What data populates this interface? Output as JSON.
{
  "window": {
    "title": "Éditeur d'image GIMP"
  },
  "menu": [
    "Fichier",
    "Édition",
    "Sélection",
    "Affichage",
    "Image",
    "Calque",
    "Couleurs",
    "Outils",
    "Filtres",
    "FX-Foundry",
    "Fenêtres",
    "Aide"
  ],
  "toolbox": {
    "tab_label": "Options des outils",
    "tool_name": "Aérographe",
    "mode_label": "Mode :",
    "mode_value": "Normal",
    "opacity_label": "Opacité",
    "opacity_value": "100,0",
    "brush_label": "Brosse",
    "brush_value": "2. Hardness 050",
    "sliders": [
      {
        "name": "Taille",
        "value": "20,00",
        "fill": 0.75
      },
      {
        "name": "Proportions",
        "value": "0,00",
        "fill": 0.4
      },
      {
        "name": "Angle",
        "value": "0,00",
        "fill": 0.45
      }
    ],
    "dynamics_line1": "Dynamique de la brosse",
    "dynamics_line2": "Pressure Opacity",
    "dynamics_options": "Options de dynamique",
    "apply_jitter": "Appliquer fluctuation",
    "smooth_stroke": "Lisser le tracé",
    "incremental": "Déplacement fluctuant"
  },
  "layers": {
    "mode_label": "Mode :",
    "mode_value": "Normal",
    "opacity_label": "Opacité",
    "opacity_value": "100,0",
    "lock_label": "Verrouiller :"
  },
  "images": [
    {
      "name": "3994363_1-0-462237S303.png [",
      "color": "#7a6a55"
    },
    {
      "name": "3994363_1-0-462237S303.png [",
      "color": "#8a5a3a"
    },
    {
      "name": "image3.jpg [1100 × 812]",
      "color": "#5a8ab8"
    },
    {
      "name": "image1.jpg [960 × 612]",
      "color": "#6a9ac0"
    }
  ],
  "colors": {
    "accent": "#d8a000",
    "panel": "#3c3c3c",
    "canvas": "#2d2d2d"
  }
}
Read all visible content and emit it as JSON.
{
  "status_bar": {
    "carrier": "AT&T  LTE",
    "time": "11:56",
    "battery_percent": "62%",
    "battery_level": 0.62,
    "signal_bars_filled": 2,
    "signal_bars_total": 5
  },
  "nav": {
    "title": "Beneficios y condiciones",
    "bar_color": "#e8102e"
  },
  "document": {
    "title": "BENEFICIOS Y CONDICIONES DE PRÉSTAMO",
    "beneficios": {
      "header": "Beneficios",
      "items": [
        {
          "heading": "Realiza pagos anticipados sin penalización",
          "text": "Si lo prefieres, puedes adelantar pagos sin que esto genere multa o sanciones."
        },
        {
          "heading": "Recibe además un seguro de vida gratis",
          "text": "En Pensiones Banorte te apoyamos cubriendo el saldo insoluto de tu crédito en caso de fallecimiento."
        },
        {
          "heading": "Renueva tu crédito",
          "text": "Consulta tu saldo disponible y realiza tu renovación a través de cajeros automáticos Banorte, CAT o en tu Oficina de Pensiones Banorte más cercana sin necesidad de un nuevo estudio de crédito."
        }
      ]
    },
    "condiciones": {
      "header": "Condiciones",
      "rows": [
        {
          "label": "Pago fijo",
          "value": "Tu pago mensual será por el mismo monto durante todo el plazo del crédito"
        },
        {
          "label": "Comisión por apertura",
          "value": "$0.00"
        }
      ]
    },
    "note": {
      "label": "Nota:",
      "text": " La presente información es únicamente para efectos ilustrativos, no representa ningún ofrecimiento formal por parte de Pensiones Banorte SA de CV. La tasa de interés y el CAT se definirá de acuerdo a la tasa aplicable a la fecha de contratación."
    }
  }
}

────────────────────

What you will do -> Filter the entries down to the lines with the word "pagos" in them.

Right answer ->
          "heading": "Realiza pagos anticipados sin penalización",
          "text": "Si lo prefieres, puedes adelantar pagos sin que esto genere multa o sanciones."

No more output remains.